**SOURCE MATERIAL**
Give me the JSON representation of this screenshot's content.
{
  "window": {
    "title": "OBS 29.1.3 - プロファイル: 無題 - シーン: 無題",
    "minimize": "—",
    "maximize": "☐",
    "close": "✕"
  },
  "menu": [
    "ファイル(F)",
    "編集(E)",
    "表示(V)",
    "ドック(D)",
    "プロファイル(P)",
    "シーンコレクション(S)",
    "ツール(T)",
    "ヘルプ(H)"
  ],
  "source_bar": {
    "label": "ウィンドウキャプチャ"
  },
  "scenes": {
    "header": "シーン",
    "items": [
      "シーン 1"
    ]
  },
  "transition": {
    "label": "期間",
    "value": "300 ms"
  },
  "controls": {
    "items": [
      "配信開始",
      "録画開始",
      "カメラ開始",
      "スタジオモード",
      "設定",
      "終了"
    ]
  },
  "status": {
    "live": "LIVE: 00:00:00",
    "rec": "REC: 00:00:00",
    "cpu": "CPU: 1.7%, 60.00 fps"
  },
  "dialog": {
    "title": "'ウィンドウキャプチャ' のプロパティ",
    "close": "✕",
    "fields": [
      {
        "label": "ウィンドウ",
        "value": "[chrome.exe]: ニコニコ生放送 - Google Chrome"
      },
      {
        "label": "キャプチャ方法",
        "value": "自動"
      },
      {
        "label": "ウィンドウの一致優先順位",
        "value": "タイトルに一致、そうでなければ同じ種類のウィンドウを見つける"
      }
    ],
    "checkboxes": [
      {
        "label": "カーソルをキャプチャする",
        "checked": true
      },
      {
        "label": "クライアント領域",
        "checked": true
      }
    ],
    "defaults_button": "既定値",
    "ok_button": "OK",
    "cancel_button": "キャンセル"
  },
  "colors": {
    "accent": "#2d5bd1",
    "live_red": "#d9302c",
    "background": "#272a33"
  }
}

**WHAT THE TASK ASKS**
Go through the lines above. Select every one that has the string "プロファイル".

**TASK ANSWER**
    "title": "OBS 29.1.3 - プロファイル: 無題 - シーン: 無題",
    "プロファイル(P)",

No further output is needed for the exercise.